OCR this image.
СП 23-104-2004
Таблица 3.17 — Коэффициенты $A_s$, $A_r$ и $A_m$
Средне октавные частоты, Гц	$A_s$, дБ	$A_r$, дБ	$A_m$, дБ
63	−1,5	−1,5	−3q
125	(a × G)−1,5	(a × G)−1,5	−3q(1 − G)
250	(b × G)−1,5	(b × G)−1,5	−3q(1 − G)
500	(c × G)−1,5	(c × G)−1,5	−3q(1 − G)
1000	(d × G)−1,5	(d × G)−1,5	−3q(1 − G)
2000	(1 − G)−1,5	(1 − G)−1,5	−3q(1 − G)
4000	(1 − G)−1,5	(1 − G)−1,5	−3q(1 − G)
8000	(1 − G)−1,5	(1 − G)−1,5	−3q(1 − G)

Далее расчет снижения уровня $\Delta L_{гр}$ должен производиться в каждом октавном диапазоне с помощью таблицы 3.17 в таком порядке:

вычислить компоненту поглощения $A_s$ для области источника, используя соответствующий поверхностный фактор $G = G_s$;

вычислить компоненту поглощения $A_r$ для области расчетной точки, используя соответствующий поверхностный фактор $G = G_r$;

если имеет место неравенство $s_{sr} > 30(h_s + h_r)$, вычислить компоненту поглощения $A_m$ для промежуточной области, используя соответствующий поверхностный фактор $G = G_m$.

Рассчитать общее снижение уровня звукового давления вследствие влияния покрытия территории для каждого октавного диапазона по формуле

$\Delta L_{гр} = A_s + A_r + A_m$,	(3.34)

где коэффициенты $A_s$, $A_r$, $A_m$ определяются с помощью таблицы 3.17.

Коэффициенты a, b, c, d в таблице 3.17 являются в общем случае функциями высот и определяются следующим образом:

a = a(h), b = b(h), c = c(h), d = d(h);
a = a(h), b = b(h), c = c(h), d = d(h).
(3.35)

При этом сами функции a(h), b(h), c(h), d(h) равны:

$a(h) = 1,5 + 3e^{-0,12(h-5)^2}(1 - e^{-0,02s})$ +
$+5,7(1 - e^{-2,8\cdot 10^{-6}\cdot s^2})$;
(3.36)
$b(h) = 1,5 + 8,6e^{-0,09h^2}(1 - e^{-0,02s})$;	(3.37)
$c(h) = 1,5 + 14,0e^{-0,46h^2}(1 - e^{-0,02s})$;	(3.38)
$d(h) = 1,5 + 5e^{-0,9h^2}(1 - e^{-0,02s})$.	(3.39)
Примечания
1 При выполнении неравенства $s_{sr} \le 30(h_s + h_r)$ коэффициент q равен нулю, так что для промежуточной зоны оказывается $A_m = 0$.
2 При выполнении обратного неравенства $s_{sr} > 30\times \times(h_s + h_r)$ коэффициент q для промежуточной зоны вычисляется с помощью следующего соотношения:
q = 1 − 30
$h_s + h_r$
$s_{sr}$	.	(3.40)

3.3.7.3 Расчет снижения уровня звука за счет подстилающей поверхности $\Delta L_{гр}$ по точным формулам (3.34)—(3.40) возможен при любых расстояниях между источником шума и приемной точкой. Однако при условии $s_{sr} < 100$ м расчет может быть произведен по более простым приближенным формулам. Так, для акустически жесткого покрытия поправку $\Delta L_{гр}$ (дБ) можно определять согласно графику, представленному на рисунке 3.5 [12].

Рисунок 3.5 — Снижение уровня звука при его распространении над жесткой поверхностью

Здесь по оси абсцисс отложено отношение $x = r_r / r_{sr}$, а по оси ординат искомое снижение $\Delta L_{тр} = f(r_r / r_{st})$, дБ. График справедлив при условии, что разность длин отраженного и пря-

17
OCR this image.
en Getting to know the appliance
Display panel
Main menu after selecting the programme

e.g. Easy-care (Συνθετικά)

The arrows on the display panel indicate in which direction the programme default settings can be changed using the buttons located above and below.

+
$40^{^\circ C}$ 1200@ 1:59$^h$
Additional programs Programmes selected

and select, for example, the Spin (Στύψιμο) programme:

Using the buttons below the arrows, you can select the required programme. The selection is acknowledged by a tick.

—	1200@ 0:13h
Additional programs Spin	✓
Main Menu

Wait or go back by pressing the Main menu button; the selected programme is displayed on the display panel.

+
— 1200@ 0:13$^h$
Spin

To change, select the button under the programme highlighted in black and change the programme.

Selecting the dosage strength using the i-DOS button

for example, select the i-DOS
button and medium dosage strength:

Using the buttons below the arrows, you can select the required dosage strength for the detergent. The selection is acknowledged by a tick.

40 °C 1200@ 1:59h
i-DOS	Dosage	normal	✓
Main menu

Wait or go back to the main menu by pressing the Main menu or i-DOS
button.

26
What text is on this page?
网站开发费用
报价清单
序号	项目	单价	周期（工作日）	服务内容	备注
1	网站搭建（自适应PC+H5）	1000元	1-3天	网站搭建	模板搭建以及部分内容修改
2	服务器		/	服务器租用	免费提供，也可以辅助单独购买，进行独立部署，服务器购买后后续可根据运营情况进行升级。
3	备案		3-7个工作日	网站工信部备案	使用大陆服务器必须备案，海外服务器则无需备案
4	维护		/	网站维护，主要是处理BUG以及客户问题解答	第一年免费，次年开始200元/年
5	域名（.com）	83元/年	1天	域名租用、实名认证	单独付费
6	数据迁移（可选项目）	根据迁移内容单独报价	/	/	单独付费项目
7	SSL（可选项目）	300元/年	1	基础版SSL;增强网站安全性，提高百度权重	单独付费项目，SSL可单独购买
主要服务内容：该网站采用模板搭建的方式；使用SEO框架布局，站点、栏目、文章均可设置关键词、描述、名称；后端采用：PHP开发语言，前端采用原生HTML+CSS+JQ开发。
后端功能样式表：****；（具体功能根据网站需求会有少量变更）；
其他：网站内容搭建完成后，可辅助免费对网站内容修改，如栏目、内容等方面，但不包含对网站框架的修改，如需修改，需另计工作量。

━━━━━━━━━━

_SHORT EXERCISE_
Pick out all lines containing the string "buttons".

_CORRECT RESPONSE_
The arrows on the display panel indicate in which direction the programme default settings can be changed using the buttons located above and below.
Using the buttons below the arrows, you can select the required programme. The selection is acknowledged by a tick.
Using the buttons below the arrows, you can select the required dosage strength for the detergent. The selection is acknowledged by a tick.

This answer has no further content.